TASK STATEMENT: Only the pictures are omitted; repeat all other data exactly.
=-=-=-=-=
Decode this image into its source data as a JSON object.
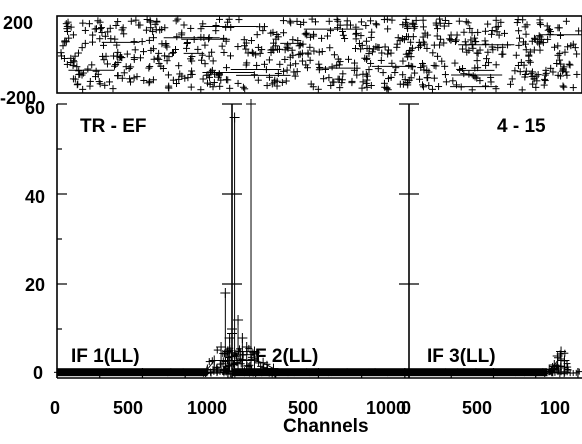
{
  "chart_data": {
    "type": "scatter",
    "xlabel": "Channels",
    "ylabel": "",
    "title": "",
    "baseline_title": "TR - EF",
    "scan_label": "4 - 15",
    "phase_panel": {
      "ylim": [
        -200,
        200
      ],
      "yticks": [
        "200",
        "-200"
      ]
    },
    "amplitude_panel": {
      "ylim": [
        0,
        60
      ],
      "yticks": [
        "0",
        "20",
        "40",
        "60"
      ]
    },
    "panels": [
      {
        "if_label": "IF 1(LL)",
        "xlim": [
          0,
          1024
        ],
        "xticks": [
          "0",
          "500",
          "1000"
        ],
        "amplitude": {
          "baseline": 0.4,
          "baseline_end_channel": 880,
          "peaks": [
            {
              "channel": 880,
              "value": 1.0
            },
            {
              "channel": 920,
              "value": 3.0
            },
            {
              "channel": 960,
              "value": 6.0
            },
            {
              "channel": 985,
              "value": 18.0
            },
            {
              "channel": 1000,
              "value": 5.0
            },
            {
              "channel": 1010,
              "value": 8.0
            },
            {
              "channel": 1024,
              "value": 10.0
            }
          ]
        }
      },
      {
        "if_label": "F 2(LL)",
        "xlim": [
          0,
          1024
        ],
        "xticks": [
          "500",
          "1000"
        ],
        "amplitude": {
          "baseline": 0.4,
          "peaks": [
            {
              "channel": 0,
              "value": 9.0
            },
            {
              "channel": 15,
              "value": 57.0
            },
            {
              "channel": 35,
              "value": 12.0
            },
            {
              "channel": 60,
              "value": 8.0
            },
            {
              "channel": 85,
              "value": 6.0
            },
            {
              "channel": 110,
              "value": 60.0
            },
            {
              "channel": 130,
              "value": 5.0
            },
            {
              "channel": 180,
              "value": 2.5
            },
            {
              "channel": 240,
              "value": 1.2
            }
          ]
        }
      },
      {
        "if_label": "IF 3(LL)",
        "xlim": [
          0,
          1024
        ],
        "xticks": [
          "500",
          "100"
        ],
        "amplitude": {
          "baseline": 0.4,
          "baseline_end_channel": 820,
          "peaks": [
            {
              "channel": 830,
              "value": 1.0
            },
            {
              "channel": 860,
              "value": 2.0
            },
            {
              "channel": 880,
              "value": 4.0
            },
            {
              "channel": 900,
              "value": 5.0
            },
            {
              "channel": 920,
              "value": 3.0
            }
          ]
        }
      }
    ]
  }
}
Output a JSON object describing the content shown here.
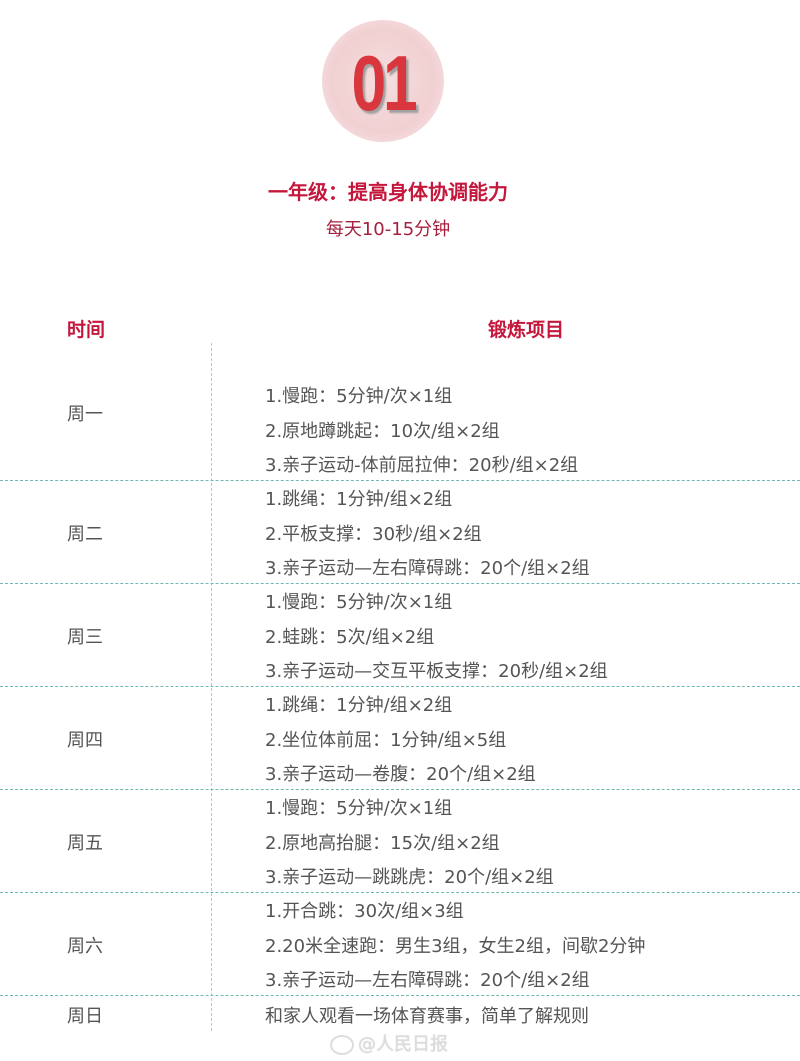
{
  "badge": {
    "number": "01"
  },
  "title": "一年级：提高身体协调能力",
  "subtitle": "每天10-15分钟",
  "table": {
    "headers": {
      "time": "时间",
      "exercise": "锻炼项目"
    },
    "rows": [
      {
        "day": "周一",
        "items": [
          "1.慢跑：5分钟/次×1组",
          "2.原地蹲跳起：10次/组×2组",
          "3.亲子运动-体前屈拉伸：20秒/组×2组"
        ]
      },
      {
        "day": "周二",
        "items": [
          "1.跳绳：1分钟/组×2组",
          "2.平板支撑：30秒/组×2组",
          "3.亲子运动—左右障碍跳：20个/组×2组"
        ]
      },
      {
        "day": "周三",
        "items": [
          "1.慢跑：5分钟/次×1组",
          "2.蛙跳：5次/组×2组",
          "3.亲子运动—交互平板支撑：20秒/组×2组"
        ]
      },
      {
        "day": "周四",
        "items": [
          "1.跳绳：1分钟/组×2组",
          "2.坐位体前屈：1分钟/组×5组",
          "3.亲子运动—卷腹：20个/组×2组"
        ]
      },
      {
        "day": "周五",
        "items": [
          "1.慢跑：5分钟/次×1组",
          "2.原地高抬腿：15次/组×2组",
          "3.亲子运动—跳跳虎：20个/组×2组"
        ]
      },
      {
        "day": "周六",
        "items": [
          "1.开合跳：30次/组×3组",
          "2.20米全速跑：男生3组，女生2组，间歇2分钟",
          "3.亲子运动—左右障碍跳：20个/组×2组"
        ]
      },
      {
        "day": "周日",
        "items": [
          "和家人观看一场体育赛事，简单了解规则"
        ]
      }
    ]
  },
  "watermark": "@人民日报",
  "colors": {
    "accent": "#c4173c",
    "text": "#555555",
    "separator": "#6fb8b0",
    "badge": "#d9363e"
  }
}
=-=-=-=-=
SOLUTION FOR THIS PROBLEM:
Decode this image into its source data as a JSON object.
{
  "chart_data": {
    "type": "scatter",
    "xlabel": "Channels",
    "ylabel": "",
    "title": "",
    "baseline_title": "TR - EF",
    "scan_label": "4 - 15",
    "phase_panel": {
      "ylim": [
        -200,
        200
      ],
      "yticks": [
        "200",
        "-200"
      ]
    },
    "amplitude_panel": {
      "ylim": [
        0,
        60
      ],
      "yticks": [
        "0",
        "20",
        "40",
        "60"
      ]
    },
    "panels": [
      {
        "if_label": "IF 1(LL)",
        "xlim": [
          0,
          1024
        ],
        "xticks": [
          "0",
          "500",
          "1000"
        ],
        "amplitude": {
          "baseline": 0.4,
          "baseline_end_channel": 880,
          "peaks": [
            {
              "channel": 880,
              "value": 1.0
            },
            {
              "channel": 920,
              "value": 3.0
            },
            {
              "channel": 960,
              "value": 6.0
            },
            {
              "channel": 985,
              "value": 18.0
            },
            {
              "channel": 1000,
              "value": 5.0
            },
            {
              "channel": 1010,
              "value": 8.0
            },
            {
              "channel": 1024,
              "value": 10.0
            }
          ]
        }
      },
      {
        "if_label": "F 2(LL)",
        "xlim": [
          0,
          1024
        ],
        "xticks": [
          "500",
          "1000"
        ],
        "amplitude": {
          "baseline": 0.4,
          "peaks": [
            {
              "channel": 0,
              "value": 9.0
            },
            {
              "channel": 15,
              "value": 57.0
            },
            {
              "channel": 35,
              "value": 12.0
            },
            {
              "channel": 60,
              "value": 8.0
            },
            {
              "channel": 85,
              "value": 6.0
            },
            {
              "channel": 110,
              "value": 60.0
            },
            {
              "channel": 130,
              "value": 5.0
            },
            {
              "channel": 180,
              "value": 2.5
            },
            {
              "channel": 240,
              "value": 1.2
            }
          ]
        }
      },
      {
        "if_label": "IF 3(LL)",
        "xlim": [
          0,
          1024
        ],
        "xticks": [
          "500",
          "100"
        ],
        "amplitude": {
          "baseline": 0.4,
          "baseline_end_channel": 820,
          "peaks": [
            {
              "channel": 830,
              "value": 1.0
            },
            {
              "channel": 860,
              "value": 2.0
            },
            {
              "channel": 880,
              "value": 4.0
            },
            {
              "channel": 900,
              "value": 5.0
            },
            {
              "channel": 920,
              "value": 3.0
            }
          ]
        }
      }
    ]
  }
}
Output a JSON object describing the content shown here.
{
  "badge": {
    "number": "01"
  },
  "title": "一年级：提高身体协调能力",
  "subtitle": "每天10-15分钟",
  "table": {
    "headers": {
      "time": "时间",
      "exercise": "锻炼项目"
    },
    "rows": [
      {
        "day": "周一",
        "items": [
          "1.慢跑：5分钟/次×1组",
          "2.原地蹲跳起：10次/组×2组",
          "3.亲子运动-体前屈拉伸：20秒/组×2组"
        ]
      },
      {
        "day": "周二",
        "items": [
          "1.跳绳：1分钟/组×2组",
          "2.平板支撑：30秒/组×2组",
          "3.亲子运动—左右障碍跳：20个/组×2组"
        ]
      },
      {
        "day": "周三",
        "items": [
          "1.慢跑：5分钟/次×1组",
          "2.蛙跳：5次/组×2组",
          "3.亲子运动—交互平板支撑：20秒/组×2组"
        ]
      },
      {
        "day": "周四",
        "items": [
          "1.跳绳：1分钟/组×2组",
          "2.坐位体前屈：1分钟/组×5组",
          "3.亲子运动—卷腹：20个/组×2组"
        ]
      },
      {
        "day": "周五",
        "items": [
          "1.慢跑：5分钟/次×1组",
          "2.原地高抬腿：15次/组×2组",
          "3.亲子运动—跳跳虎：20个/组×2组"
        ]
      },
      {
        "day": "周六",
        "items": [
          "1.开合跳：30次/组×3组",
          "2.20米全速跑：男生3组，女生2组，间歇2分钟",
          "3.亲子运动—左右障碍跳：20个/组×2组"
        ]
      },
      {
        "day": "周日",
        "items": [
          "和家人观看一场体育赛事，简单了解规则"
        ]
      }
    ]
  },
  "watermark": "@人民日报",
  "colors": {
    "accent": "#c4173c",
    "text": "#555555",
    "separator": "#6fb8b0",
    "badge": "#d9363e"
  }
}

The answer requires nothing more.